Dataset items
+--

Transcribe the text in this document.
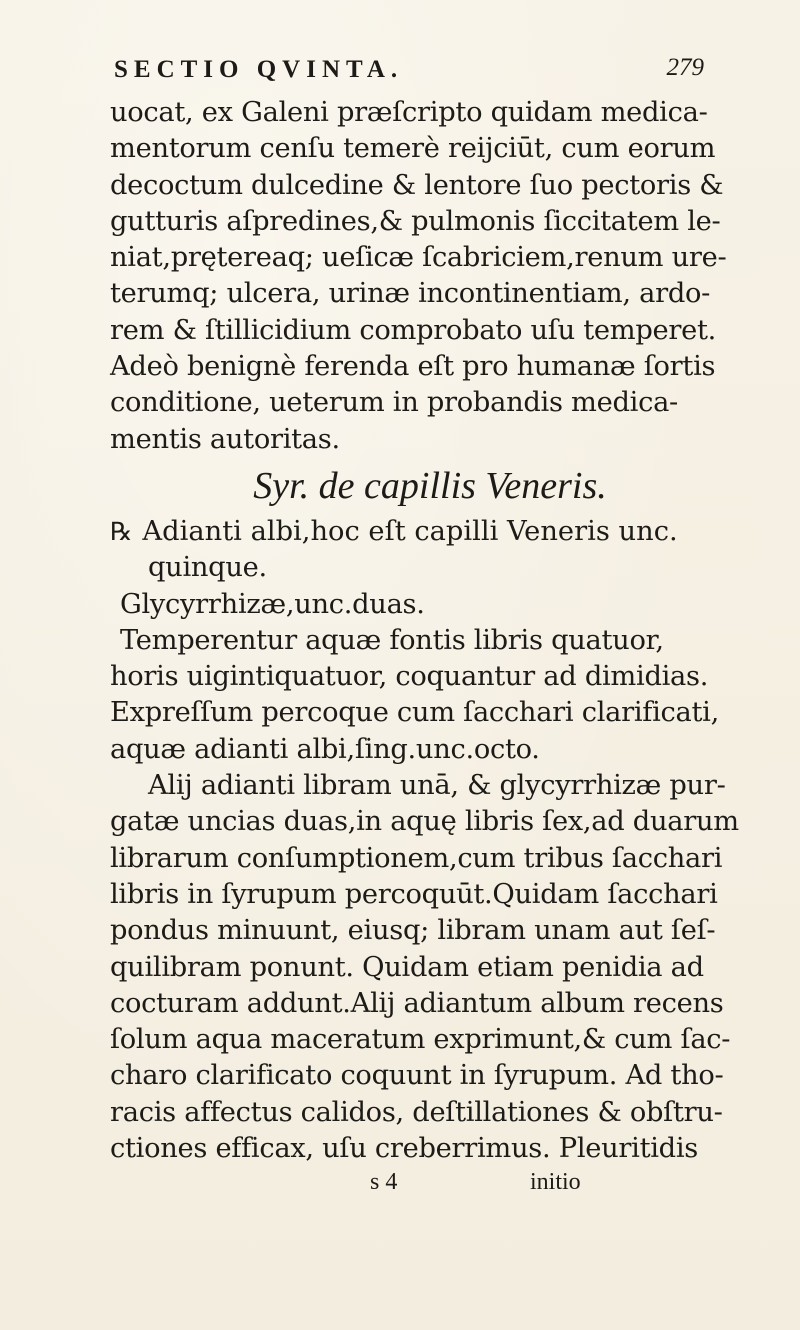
SECTIO QVINTA.	279
uocat, ex Galeni præſcripto quidam medica-
mentorum cenſu temerè reijciūt, cum eorum
decoctum dulcedine & lentore ſuo pectoris &
gutturis aſpredines,& pulmonis ſiccitatem le-
niat,prętereaq; ueſicæ ſcabriciem,renum ure-
terumq; ulcera, urinæ incontinentiam, ardo-
rem & ſtillicidium comprobato uſu temperet.
Adeò benignè ferenda eſt pro humanæ ſortis
conditione, ueterum in probandis medica-
mentis autoritas.
Syr. de capillis Veneris.
℞ Adianti albi,hoc eſt capilli Veneris unc.
quinque.
Glycyrrhizæ,unc.duas.
Temperentur aquæ fontis libris quatuor,
horis uigintiquatuor, coquantur ad dimidias.
Expreſſum percoque cum ſacchari clarificati,
aquæ adianti albi,ſing.unc.octo.
Alij adianti libram unā, & glycyrrhizæ pur-
gatæ uncias duas,in aquę libris ſex,ad duarum
librarum conſumptionem,cum tribus ſacchari
libris in ſyrupum percoquūt.Quidam ſacchari
pondus minuunt, eiusq; libram unam aut ſeſ-
quilibram ponunt. Quidam etiam penidia ad
cocturam addunt.Alij adiantum album recens
ſolum aqua maceratum exprimunt,& cum ſac-
charo clarificato coquunt in ſyrupum. Ad tho-
racis affectus calidos, deſtillationes & obſtru-
ctiones efficax, uſu creberrimus. Pleuritidis
s 4	initio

+--

Print every record above exactly as written, leaving out the pictures.

# Expected answer:
Transcribe the text in this document.
SECTIO QVINTA.	279
uocat, ex Galeni præſcripto quidam medica-
mentorum cenſu temerè reijciūt, cum eorum
decoctum dulcedine & lentore ſuo pectoris &
gutturis aſpredines,& pulmonis ſiccitatem le-
niat,prętereaq; ueſicæ ſcabriciem,renum ure-
terumq; ulcera, urinæ incontinentiam, ardo-
rem & ſtillicidium comprobato uſu temperet.
Adeò benignè ferenda eſt pro humanæ ſortis
conditione, ueterum in probandis medica-
mentis autoritas.
Syr. de capillis Veneris.
℞ Adianti albi,hoc eſt capilli Veneris unc.
quinque.
Glycyrrhizæ,unc.duas.
Temperentur aquæ fontis libris quatuor,
horis uigintiquatuor, coquantur ad dimidias.
Expreſſum percoque cum ſacchari clarificati,
aquæ adianti albi,ſing.unc.octo.
Alij adianti libram unā, & glycyrrhizæ pur-
gatæ uncias duas,in aquę libris ſex,ad duarum
librarum conſumptionem,cum tribus ſacchari
libris in ſyrupum percoquūt.Quidam ſacchari
pondus minuunt, eiusq; libram unam aut ſeſ-
quilibram ponunt. Quidam etiam penidia ad
cocturam addunt.Alij adiantum album recens
ſolum aqua maceratum exprimunt,& cum ſac-
charo clarificato coquunt in ſyrupum. Ad tho-
racis affectus calidos, deſtillationes & obſtru-
ctiones efficax, uſu creberrimus. Pleuritidis
s 4	initio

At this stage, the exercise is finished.